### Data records
☆ ☆ ☆ ☆

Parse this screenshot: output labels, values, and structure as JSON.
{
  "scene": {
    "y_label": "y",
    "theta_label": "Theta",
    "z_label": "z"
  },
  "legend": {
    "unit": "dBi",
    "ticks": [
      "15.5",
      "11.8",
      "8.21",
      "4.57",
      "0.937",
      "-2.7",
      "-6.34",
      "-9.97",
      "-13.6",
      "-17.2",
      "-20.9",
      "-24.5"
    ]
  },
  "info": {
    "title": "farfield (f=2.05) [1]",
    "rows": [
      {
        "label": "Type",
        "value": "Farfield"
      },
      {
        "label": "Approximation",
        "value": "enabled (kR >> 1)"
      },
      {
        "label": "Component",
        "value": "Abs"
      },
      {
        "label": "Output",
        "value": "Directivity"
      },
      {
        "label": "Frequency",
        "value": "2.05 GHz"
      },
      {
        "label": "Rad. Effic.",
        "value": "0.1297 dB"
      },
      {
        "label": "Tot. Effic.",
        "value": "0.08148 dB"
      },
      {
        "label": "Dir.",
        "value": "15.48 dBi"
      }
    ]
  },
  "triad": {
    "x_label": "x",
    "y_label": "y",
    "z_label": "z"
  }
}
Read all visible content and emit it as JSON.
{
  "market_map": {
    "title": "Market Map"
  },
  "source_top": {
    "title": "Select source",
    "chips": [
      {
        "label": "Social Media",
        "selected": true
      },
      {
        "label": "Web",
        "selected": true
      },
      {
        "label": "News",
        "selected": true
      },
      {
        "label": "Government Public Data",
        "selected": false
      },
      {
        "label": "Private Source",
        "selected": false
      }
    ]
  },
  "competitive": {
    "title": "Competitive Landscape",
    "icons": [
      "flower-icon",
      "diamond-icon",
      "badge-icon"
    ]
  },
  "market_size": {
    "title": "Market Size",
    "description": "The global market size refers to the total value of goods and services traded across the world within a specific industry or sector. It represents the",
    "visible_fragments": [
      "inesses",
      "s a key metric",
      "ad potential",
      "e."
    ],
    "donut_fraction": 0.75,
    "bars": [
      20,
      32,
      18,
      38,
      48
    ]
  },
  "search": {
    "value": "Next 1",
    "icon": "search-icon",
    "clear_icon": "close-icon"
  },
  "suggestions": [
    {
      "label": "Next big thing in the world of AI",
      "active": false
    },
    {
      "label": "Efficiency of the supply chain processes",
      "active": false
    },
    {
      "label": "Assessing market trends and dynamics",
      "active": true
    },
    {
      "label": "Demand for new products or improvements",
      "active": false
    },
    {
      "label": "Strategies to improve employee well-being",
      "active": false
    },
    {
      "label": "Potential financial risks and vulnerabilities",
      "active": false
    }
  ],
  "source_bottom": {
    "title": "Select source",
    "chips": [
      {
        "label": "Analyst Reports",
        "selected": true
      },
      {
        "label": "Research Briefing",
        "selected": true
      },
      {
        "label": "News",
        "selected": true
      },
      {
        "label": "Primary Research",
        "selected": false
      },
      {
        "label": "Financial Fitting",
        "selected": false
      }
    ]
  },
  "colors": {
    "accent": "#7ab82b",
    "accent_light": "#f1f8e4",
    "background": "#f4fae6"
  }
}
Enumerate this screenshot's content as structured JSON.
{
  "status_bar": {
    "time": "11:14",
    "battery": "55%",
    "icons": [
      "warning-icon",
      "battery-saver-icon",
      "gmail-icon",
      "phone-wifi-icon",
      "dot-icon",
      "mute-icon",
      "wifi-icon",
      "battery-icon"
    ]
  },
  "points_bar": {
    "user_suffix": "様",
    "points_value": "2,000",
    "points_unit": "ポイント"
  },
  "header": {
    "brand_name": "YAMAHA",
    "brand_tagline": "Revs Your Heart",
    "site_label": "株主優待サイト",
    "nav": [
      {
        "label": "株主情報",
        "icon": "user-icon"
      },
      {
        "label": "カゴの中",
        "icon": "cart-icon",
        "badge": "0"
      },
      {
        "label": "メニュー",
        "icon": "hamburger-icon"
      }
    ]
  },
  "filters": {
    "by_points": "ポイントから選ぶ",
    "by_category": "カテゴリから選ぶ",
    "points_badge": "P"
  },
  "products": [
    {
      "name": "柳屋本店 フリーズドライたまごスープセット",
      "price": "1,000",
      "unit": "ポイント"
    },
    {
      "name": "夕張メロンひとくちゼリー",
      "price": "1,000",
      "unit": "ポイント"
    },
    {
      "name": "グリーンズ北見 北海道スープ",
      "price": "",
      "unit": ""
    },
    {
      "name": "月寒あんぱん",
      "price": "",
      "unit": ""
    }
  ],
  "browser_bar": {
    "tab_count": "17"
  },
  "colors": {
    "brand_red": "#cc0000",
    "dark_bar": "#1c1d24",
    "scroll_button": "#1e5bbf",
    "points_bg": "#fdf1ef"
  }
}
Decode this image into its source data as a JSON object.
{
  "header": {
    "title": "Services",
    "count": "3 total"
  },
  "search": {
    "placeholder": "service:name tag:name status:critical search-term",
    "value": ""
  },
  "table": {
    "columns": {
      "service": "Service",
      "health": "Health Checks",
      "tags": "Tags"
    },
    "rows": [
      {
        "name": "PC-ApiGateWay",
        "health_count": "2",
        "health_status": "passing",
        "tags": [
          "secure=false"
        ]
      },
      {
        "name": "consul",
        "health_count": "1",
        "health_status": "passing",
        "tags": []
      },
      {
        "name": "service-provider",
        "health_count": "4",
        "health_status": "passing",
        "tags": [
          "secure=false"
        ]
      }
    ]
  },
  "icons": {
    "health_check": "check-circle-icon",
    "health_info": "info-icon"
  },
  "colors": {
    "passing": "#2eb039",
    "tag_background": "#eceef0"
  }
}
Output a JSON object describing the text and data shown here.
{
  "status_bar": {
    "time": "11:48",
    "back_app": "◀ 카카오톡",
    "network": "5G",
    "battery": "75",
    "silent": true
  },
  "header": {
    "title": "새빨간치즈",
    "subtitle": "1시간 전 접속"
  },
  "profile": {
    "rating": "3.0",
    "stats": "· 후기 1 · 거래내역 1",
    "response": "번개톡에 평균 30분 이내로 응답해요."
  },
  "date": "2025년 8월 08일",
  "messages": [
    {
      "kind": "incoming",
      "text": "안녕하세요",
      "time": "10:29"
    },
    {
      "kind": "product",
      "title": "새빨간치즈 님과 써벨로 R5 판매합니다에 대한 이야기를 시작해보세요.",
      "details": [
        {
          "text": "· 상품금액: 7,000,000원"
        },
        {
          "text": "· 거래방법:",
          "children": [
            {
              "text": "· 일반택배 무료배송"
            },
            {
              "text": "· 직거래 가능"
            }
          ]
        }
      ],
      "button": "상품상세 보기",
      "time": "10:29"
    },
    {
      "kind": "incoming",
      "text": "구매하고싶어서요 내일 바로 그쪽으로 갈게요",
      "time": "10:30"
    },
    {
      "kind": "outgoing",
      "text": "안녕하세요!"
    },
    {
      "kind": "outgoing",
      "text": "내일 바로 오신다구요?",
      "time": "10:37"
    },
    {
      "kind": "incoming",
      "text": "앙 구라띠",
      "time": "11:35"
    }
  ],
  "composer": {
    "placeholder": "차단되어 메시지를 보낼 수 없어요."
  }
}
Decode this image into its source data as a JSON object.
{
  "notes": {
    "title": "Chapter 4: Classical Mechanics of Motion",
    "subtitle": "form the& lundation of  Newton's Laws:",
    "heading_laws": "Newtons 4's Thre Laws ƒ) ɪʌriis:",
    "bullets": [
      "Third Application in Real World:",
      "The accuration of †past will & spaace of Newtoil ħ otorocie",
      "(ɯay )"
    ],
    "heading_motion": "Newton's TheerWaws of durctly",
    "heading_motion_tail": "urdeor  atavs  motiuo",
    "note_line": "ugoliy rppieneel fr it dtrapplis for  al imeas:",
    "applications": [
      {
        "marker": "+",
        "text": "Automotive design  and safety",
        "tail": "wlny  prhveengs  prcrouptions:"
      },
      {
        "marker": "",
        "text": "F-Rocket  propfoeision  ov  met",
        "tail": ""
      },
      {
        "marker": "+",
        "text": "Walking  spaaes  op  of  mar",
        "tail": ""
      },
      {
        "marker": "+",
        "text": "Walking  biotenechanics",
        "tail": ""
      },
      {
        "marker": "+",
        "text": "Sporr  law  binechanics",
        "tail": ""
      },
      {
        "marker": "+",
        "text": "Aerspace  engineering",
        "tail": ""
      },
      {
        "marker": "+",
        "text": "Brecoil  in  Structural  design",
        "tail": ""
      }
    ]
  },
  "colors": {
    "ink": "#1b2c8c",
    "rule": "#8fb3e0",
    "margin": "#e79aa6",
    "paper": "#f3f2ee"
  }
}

☆ ☆ ☆ ☆

### Exercise description
Pick out each line above that includes "time" and show it.

### Response to the task
    "time": "11:14",
    "time": "11:48",
      "time": "10:29"
      "time": "10:29"
      "time": "10:30"
      "time": "10:37"
      "time": "11:35"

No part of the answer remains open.